> SHORT TASK
Reproduce the data exactly and drop any pictures it holds.
Start of RECORDS PROVIDED
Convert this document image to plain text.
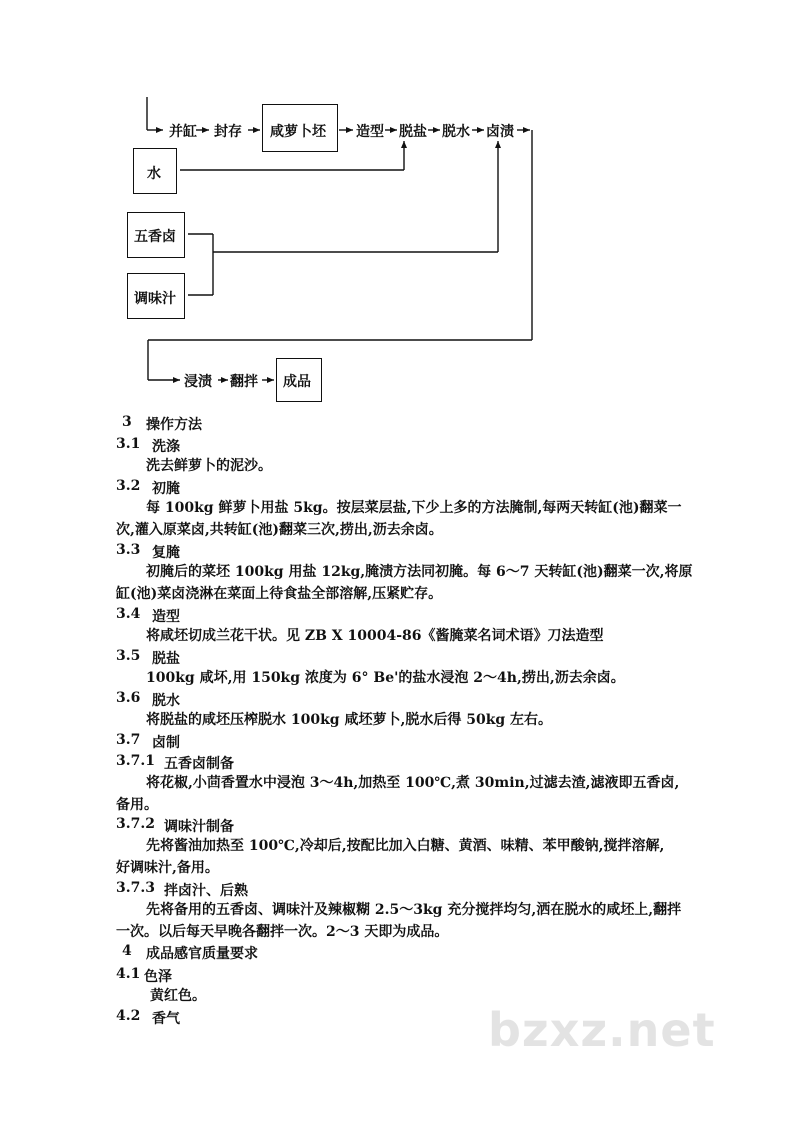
并缸 封存 咸萝卜坯 造型 脱盐 脱水 卤渍
水
五香卤
调味汁
浸渍 翻拌 成品
3 操作方法
3.1 洗涤
洗去鲜萝卜的泥沙。
3.2 初腌
每 100kg 鲜萝卜用盐 5kg。按层菜层盐,下少上多的方法腌制,每两天转缸(池)翻菜一
次,灌入原菜卤,共转缸(池)翻菜三次,捞出,沥去余卤。
3.3 复腌
初腌后的菜坯 100kg 用盐 12kg,腌渍方法同初腌。每 6～7 天转缸(池)翻菜一次,将原
缸(池)菜卤浇淋在菜面上待食盐全部溶解,压紧贮存。
3.4 造型
将咸坯切成兰花干状。见 ZB X 10004-86《酱腌菜名词术语》刀法造型
3.5 脱盐
100kg 咸坏,用 150kg 浓度为 6° Be'的盐水浸泡 2～4h,捞出,沥去余卤。
3.6 脱水
将脱盐的咸坯压榨脱水 100kg 咸坯萝卜,脱水后得 50kg 左右。
3.7 卤制
3.7.1 五香卤制备
将花椒,小茴香置水中浸泡 3～4h,加热至 100℃,煮 30min,过滤去渣,滤液即五香卤,
备用。
3.7.2 调味汁制备
先将酱油加热至 100℃,冷却后,按配比加入白糖、黄酒、味精、苯甲酸钠,搅拌溶解,
好调味汁,备用。
3.7.3 拌卤汁、后熟
先将备用的五香卤、调味汁及辣椒糊 2.5～3kg 充分搅拌均匀,洒在脱水的咸坯上,翻拌
一次。以后每天早晚各翻拌一次。2～3 天即为成品。
4 成品感官质量要求
4.1 色泽
黄红色。
4.2 香气	bzxz.net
End of RECORDS PROVIDED
> FULL ANSWER
Convert this document image to plain text.
并缸 封存 咸萝卜坯 造型 脱盐 脱水 卤渍
水
五香卤
调味汁
浸渍 翻拌 成品
3 操作方法
3.1 洗涤
洗去鲜萝卜的泥沙。
3.2 初腌
每 100kg 鲜萝卜用盐 5kg。按层菜层盐,下少上多的方法腌制,每两天转缸(池)翻菜一
次,灌入原菜卤,共转缸(池)翻菜三次,捞出,沥去余卤。
3.3 复腌
初腌后的菜坯 100kg 用盐 12kg,腌渍方法同初腌。每 6～7 天转缸(池)翻菜一次,将原
缸(池)菜卤浇淋在菜面上待食盐全部溶解,压紧贮存。
3.4 造型
将咸坯切成兰花干状。见 ZB X 10004-86《酱腌菜名词术语》刀法造型
3.5 脱盐
100kg 咸坏,用 150kg 浓度为 6° Be'的盐水浸泡 2～4h,捞出,沥去余卤。
3.6 脱水
将脱盐的咸坯压榨脱水 100kg 咸坯萝卜,脱水后得 50kg 左右。
3.7 卤制
3.7.1 五香卤制备
将花椒,小茴香置水中浸泡 3～4h,加热至 100℃,煮 30min,过滤去渣,滤液即五香卤,
备用。
3.7.2 调味汁制备
先将酱油加热至 100℃,冷却后,按配比加入白糖、黄酒、味精、苯甲酸钠,搅拌溶解,
好调味汁,备用。
3.7.3 拌卤汁、后熟
先将备用的五香卤、调味汁及辣椒糊 2.5～3kg 充分搅拌均匀,洒在脱水的咸坯上,翻拌
一次。以后每天早晚各翻拌一次。2～3 天即为成品。
4 成品感官质量要求
4.1 色泽
黄红色。
4.2 香气	bzxz.net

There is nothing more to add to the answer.